** start of Working data **

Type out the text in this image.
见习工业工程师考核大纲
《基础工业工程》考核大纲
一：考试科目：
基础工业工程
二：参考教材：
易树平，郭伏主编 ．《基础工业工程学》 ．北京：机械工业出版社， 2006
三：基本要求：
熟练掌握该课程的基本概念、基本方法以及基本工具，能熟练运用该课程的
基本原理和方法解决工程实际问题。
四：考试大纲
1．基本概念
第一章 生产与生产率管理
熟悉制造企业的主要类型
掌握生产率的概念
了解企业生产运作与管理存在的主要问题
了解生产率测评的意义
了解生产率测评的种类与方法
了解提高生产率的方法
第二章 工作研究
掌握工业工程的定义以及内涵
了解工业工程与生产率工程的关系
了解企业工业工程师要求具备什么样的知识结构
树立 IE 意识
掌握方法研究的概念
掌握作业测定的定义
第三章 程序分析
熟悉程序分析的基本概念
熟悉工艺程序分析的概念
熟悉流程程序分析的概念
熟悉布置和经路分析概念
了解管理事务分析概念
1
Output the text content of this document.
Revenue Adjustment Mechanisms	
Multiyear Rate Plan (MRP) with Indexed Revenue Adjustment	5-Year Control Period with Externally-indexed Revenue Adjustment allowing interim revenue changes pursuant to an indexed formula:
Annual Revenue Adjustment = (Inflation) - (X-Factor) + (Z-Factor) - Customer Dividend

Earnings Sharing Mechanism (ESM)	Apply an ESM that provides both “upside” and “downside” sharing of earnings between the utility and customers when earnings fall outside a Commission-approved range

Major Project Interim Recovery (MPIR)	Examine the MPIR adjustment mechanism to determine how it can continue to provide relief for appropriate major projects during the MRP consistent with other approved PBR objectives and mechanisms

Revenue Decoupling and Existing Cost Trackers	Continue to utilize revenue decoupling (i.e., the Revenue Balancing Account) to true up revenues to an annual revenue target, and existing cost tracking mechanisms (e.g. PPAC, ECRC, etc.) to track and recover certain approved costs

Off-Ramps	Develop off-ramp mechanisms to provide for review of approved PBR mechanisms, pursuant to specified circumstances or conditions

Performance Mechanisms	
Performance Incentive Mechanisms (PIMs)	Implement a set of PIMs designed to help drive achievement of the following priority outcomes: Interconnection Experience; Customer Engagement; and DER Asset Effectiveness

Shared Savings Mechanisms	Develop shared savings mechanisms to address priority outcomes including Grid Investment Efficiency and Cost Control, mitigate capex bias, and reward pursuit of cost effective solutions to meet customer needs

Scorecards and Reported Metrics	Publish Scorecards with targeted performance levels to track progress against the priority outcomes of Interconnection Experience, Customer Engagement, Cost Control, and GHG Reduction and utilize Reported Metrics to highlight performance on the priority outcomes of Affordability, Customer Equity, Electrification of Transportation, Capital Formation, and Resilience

** end of Working data **

Problem to work on:
Every entry in the listing must be retyped exactly.

Finished answer:
Type out the text in this image.
见习工业工程师考核大纲
《基础工业工程》考核大纲
一：考试科目：
基础工业工程
二：参考教材：
易树平，郭伏主编 ．《基础工业工程学》 ．北京：机械工业出版社， 2006
三：基本要求：
熟练掌握该课程的基本概念、基本方法以及基本工具，能熟练运用该课程的
基本原理和方法解决工程实际问题。
四：考试大纲
1．基本概念
第一章 生产与生产率管理
熟悉制造企业的主要类型
掌握生产率的概念
了解企业生产运作与管理存在的主要问题
了解生产率测评的意义
了解生产率测评的种类与方法
了解提高生产率的方法
第二章 工作研究
掌握工业工程的定义以及内涵
了解工业工程与生产率工程的关系
了解企业工业工程师要求具备什么样的知识结构
树立 IE 意识
掌握方法研究的概念
掌握作业测定的定义
第三章 程序分析
熟悉程序分析的基本概念
熟悉工艺程序分析的概念
熟悉流程程序分析的概念
熟悉布置和经路分析概念
了解管理事务分析概念
1
Output the text content of this document.
Revenue Adjustment Mechanisms	
Multiyear Rate Plan (MRP) with Indexed Revenue Adjustment	5-Year Control Period with Externally-indexed Revenue Adjustment allowing interim revenue changes pursuant to an indexed formula:
Annual Revenue Adjustment = (Inflation) - (X-Factor) + (Z-Factor) - Customer Dividend

Earnings Sharing Mechanism (ESM)	Apply an ESM that provides both “upside” and “downside” sharing of earnings between the utility and customers when earnings fall outside a Commission-approved range

Major Project Interim Recovery (MPIR)	Examine the MPIR adjustment mechanism to determine how it can continue to provide relief for appropriate major projects during the MRP consistent with other approved PBR objectives and mechanisms

Revenue Decoupling and Existing Cost Trackers	Continue to utilize revenue decoupling (i.e., the Revenue Balancing Account) to true up revenues to an annual revenue target, and existing cost tracking mechanisms (e.g. PPAC, ECRC, etc.) to track and recover certain approved costs

Off-Ramps	Develop off-ramp mechanisms to provide for review of approved PBR mechanisms, pursuant to specified circumstances or conditions

Performance Mechanisms	
Performance Incentive Mechanisms (PIMs)	Implement a set of PIMs designed to help drive achievement of the following priority outcomes: Interconnection Experience; Customer Engagement; and DER Asset Effectiveness

Shared Savings Mechanisms	Develop shared savings mechanisms to address priority outcomes including Grid Investment Efficiency and Cost Control, mitigate capex bias, and reward pursuit of cost effective solutions to meet customer needs

Scorecards and Reported Metrics	Publish Scorecards with targeted performance levels to track progress against the priority outcomes of Interconnection Experience, Customer Engagement, Cost Control, and GHG Reduction and utilize Reported Metrics to highlight performance on the priority outcomes of Affordability, Customer Equity, Electrification of Transportation, Capital Formation, and Resilience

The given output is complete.